▶ SET PROBLEM A
In the review of The Coral Rooms, what job does Percival Veer hold?

Written by Keith Jardim for Trinidad Guardian on no date provided

The Coral Rooms' protagonist, wealthy Percival Veer, PR man at the Federal Bank of Charouga, is unsettled. He keeps having a dream of caves, caves of limestone interlaced with streams of the purest water in which he played as a boy. The more he dreams, the more appalled Percy becomes at how he attained his prosperous position at the Federal Bank, and how his colleagues got their positions. He develops an obsessive urge to explore the dark network of passages beneath the sunlit landscape of Charouga - an island similar to Kellman’s Barbados.

Percy’s wife, Materia (whom Kellman uses to represent the influence of unchecked Christianity and capitalism), is both victim and perpetuator of these forces. She is typical of the many young women in the region today whose ambitions are thwarted by the limitations of a male-dominated society. Her upper-class status is immediately threatened when Percy finally announces he must leave his job to explore the caves, really an examination of his consciousness, his conscience, and the history of the Caribbean:

'Percy was disappointed when he reached Springlands and saw that there was not even an echo of old civilisation here. Unlike Greenhead, Springlands was developed, the highway wide and widening. On one side, of the road there was a livestock station and, opposite that, an open meadow on which scores of black-belly sheep were grazing. They oozed and mingled into each other like moving sand. Springlands, like so many other places in the island, had suffered the fate of historical amnesia. These Crown lands had been levelled and valuable pre-Columbian artifacts destroyed when the British had come in the seventeenth century and created a plantation economy based on the exploitation of African slave labour. The current Black ruling class of independent Charouga, anxious to prove themselves by thoughtless erection of concrete monsters, had done the rest.'

Percy’s experience in the caves is intense, and his encounter with Cane-Arrow - a man who has returned to an Amerindian way of existence near the caves - changes him irrevocably, almost incredibly. Percy’s visions into Charouga’s (the Caribbean’s) history around the time of European arrival and his complete realisation of what he has done and not done so far with his life, cause him to embrace Cane-Arrow’s way of life. Soon, he is hirsute, unrecognisable and welcomes the announcement of his death in Charouga’s daily newspaper as a kind of salvation.

But Materia is waiting for him; and, in what’s an unusual twist in the story, perhaps an unconvincing one, she is re-presented as someone who Percy loves, or is trying to love. Which seems a bit unnatural when we recall their relationship of convenience shown earlier in the novel.

▶ INPUT RECORDS
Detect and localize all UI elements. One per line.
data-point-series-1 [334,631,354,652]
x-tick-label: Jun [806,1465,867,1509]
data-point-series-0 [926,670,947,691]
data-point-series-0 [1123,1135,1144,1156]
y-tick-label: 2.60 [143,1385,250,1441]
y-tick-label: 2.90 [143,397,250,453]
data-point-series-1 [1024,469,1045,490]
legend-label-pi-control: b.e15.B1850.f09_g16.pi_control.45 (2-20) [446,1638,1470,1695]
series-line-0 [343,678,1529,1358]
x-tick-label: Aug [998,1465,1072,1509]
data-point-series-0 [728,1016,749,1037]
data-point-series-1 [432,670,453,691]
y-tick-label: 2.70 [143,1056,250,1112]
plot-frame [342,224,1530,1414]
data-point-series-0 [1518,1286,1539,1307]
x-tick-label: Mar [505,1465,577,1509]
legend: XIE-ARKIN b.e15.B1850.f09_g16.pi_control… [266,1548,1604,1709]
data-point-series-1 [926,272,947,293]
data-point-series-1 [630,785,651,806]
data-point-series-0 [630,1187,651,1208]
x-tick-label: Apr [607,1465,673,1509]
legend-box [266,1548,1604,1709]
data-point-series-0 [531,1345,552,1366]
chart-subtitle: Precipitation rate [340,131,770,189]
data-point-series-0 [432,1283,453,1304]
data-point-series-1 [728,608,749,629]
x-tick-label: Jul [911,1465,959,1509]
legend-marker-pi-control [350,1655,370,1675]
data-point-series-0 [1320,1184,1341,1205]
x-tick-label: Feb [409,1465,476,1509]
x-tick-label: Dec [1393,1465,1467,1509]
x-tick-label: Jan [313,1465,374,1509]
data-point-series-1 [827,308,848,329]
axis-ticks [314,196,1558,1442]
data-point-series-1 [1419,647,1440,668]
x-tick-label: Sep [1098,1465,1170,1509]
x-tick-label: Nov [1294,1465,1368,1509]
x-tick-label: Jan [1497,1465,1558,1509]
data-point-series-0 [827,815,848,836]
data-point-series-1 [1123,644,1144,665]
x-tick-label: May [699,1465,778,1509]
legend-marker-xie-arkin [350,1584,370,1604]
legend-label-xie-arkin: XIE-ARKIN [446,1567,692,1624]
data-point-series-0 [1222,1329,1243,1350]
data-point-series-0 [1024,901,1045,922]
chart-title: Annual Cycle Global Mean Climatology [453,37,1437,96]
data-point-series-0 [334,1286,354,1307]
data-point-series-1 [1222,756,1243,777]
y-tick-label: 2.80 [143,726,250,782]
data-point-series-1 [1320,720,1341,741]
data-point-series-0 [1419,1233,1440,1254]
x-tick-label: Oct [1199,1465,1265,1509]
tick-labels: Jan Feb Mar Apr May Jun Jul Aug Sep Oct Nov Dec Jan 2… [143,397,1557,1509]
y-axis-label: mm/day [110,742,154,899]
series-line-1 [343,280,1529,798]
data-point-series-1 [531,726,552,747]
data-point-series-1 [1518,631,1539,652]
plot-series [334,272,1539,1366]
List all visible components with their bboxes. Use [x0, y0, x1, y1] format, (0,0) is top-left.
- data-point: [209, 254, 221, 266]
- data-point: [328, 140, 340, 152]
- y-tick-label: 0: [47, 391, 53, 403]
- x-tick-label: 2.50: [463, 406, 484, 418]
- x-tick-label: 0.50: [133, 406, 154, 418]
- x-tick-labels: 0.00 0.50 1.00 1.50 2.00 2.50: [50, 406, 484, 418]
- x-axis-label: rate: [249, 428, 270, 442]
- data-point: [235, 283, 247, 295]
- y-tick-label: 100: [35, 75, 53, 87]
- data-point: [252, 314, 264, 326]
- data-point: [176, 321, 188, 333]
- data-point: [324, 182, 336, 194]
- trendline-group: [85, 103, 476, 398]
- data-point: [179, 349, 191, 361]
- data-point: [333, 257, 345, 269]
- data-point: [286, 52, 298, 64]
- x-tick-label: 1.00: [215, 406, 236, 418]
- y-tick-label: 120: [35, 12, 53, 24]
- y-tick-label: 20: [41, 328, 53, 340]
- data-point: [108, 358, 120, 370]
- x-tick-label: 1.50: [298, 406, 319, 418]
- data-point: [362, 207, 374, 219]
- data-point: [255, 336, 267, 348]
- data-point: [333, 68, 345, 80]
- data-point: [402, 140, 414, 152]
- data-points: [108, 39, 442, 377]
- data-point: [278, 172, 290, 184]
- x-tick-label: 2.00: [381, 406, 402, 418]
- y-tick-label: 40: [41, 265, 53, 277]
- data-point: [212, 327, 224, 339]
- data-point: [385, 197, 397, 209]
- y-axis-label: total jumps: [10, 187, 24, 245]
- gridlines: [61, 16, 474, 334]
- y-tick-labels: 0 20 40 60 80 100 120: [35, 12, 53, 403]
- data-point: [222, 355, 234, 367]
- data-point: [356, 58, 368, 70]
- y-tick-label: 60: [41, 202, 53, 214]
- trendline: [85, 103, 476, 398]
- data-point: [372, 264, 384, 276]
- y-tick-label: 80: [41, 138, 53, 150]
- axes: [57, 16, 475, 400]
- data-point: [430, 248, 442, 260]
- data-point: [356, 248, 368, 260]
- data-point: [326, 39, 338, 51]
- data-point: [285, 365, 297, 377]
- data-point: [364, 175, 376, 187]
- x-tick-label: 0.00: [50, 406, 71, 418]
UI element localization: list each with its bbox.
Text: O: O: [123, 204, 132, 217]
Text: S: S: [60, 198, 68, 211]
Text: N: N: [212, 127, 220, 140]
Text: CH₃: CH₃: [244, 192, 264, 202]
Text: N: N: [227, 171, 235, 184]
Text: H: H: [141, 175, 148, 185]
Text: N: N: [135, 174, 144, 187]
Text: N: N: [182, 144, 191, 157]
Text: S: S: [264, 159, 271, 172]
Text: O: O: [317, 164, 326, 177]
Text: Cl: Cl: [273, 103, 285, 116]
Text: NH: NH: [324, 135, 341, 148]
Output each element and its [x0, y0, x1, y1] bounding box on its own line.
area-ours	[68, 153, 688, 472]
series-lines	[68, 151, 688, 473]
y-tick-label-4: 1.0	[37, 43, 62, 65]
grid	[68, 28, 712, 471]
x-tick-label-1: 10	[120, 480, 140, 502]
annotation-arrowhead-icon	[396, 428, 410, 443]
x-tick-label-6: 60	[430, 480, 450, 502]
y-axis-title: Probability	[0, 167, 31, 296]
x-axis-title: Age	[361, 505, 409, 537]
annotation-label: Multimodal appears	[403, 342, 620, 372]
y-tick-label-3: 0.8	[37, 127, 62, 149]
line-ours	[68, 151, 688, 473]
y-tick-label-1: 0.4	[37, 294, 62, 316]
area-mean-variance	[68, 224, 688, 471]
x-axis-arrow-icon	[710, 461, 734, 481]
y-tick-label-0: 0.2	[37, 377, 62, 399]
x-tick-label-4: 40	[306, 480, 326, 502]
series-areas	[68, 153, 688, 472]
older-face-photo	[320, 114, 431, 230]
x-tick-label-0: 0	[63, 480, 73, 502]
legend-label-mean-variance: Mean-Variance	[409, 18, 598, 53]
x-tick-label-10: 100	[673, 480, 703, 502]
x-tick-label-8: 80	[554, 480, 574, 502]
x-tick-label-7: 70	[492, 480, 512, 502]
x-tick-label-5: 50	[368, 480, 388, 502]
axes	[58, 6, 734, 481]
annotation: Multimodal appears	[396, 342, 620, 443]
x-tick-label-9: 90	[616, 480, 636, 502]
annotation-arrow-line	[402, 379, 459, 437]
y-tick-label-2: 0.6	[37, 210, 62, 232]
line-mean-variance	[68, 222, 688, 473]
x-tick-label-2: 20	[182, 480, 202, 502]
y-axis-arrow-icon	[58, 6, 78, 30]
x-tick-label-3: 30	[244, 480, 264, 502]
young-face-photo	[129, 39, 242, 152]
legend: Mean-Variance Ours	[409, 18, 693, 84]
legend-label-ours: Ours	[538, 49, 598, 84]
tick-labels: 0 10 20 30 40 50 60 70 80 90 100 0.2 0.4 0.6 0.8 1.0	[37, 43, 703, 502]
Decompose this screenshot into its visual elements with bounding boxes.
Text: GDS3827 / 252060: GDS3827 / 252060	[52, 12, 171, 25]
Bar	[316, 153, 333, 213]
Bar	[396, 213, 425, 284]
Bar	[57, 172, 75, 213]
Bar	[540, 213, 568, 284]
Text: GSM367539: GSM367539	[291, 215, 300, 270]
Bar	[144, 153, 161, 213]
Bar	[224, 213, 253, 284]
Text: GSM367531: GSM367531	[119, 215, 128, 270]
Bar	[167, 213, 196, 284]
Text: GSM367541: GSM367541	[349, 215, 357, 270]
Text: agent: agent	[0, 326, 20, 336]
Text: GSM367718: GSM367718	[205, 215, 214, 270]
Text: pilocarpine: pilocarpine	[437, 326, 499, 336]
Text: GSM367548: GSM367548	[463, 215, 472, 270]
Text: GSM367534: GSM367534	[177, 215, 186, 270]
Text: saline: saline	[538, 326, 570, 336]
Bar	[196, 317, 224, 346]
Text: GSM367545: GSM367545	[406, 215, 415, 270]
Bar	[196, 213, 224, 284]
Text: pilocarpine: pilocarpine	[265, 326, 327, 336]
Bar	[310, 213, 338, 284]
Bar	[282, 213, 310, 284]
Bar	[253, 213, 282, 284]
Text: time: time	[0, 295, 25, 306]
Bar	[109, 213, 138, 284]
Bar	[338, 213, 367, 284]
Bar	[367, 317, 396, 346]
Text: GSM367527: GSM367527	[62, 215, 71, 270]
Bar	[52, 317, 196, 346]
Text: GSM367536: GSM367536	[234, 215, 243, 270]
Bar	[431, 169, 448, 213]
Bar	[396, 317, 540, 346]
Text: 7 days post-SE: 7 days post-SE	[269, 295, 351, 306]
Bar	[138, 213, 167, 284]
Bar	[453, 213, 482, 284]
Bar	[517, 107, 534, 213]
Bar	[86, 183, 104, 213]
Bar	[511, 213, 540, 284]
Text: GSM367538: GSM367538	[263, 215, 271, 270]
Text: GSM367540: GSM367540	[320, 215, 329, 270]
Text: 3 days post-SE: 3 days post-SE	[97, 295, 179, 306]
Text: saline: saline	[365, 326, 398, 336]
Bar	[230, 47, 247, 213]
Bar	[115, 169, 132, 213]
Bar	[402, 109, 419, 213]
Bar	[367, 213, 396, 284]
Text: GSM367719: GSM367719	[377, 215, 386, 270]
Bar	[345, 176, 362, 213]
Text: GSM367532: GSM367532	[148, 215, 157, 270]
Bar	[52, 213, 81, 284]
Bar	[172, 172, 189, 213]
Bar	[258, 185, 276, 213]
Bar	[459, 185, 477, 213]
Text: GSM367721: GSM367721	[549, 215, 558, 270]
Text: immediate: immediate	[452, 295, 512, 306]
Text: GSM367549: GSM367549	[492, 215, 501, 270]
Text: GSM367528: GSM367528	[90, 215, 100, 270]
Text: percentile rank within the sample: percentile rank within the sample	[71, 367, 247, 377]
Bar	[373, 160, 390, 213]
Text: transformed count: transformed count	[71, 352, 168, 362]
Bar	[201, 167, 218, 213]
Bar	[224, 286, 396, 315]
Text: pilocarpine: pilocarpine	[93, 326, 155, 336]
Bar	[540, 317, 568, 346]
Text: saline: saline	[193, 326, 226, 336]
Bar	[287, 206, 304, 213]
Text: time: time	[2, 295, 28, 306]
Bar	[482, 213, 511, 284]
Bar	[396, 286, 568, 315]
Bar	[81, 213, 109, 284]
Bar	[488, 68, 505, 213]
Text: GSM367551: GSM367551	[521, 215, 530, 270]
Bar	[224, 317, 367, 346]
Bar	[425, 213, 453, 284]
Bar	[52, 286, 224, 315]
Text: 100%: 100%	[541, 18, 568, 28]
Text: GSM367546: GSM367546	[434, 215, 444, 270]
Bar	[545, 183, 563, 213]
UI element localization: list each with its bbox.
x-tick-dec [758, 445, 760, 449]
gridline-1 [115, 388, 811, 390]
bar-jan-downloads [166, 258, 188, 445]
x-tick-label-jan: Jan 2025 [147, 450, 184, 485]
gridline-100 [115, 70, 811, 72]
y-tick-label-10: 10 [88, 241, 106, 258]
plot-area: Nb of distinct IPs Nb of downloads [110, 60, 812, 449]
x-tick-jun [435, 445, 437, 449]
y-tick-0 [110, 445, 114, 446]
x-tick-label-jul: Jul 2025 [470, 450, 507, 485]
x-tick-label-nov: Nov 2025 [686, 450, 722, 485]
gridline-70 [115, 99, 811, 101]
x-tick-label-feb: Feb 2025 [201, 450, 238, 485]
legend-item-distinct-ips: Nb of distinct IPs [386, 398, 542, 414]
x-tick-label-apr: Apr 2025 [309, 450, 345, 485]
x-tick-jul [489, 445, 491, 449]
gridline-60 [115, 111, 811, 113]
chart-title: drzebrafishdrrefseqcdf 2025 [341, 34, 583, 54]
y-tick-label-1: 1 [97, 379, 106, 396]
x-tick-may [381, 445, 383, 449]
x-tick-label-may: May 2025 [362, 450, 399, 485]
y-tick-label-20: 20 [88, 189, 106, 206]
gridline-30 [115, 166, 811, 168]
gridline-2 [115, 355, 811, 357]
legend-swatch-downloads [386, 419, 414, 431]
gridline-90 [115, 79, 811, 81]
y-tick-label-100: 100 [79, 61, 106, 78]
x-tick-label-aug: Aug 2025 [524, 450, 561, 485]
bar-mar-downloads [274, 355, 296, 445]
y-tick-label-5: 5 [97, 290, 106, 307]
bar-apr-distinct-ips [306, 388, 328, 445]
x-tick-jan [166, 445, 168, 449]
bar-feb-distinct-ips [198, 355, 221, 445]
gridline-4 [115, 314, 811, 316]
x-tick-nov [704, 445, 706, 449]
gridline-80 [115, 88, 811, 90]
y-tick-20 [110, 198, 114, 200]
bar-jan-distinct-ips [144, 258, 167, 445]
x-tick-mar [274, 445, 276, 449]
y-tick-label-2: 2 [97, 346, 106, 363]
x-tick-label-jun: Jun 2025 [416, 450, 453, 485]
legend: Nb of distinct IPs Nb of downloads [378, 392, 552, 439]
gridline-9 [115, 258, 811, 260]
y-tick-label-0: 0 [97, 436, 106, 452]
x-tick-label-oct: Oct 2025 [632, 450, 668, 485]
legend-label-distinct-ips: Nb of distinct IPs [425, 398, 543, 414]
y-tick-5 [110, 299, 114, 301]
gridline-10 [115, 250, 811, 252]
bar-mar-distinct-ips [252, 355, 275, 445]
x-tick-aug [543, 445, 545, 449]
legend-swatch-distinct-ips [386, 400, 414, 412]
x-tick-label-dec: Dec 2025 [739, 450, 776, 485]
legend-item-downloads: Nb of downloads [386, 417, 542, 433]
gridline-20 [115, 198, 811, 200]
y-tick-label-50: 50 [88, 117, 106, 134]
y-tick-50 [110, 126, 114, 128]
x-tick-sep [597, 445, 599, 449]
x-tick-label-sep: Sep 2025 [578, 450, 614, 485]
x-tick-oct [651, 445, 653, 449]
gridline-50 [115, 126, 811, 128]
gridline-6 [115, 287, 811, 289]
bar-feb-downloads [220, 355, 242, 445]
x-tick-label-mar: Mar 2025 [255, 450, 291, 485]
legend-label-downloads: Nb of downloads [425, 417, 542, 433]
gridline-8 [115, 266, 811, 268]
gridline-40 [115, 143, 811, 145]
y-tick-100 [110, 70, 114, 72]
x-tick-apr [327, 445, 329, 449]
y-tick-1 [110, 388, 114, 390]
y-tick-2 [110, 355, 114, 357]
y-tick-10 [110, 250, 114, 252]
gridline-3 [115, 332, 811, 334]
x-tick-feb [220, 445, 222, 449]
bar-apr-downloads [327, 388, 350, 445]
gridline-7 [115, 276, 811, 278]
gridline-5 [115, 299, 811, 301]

▶ SET PROBLEM B
Copy out everything in the records from their first line down to the line containing "y-tick-label: 2.90 [143,397,250,453]", with both of those lines included.

▶ OUTPUT A
He is the PR man at the Federal Bank of Charouga.

▶ OUTPUT B
Detect and localize all UI elements. One per line.
data-point-series-1 [334,631,354,652]
x-tick-label: Jun [806,1465,867,1509]
data-point-series-0 [926,670,947,691]
data-point-series-0 [1123,1135,1144,1156]
y-tick-label: 2.60 [143,1385,250,1441]
y-tick-label: 2.90 [143,397,250,453]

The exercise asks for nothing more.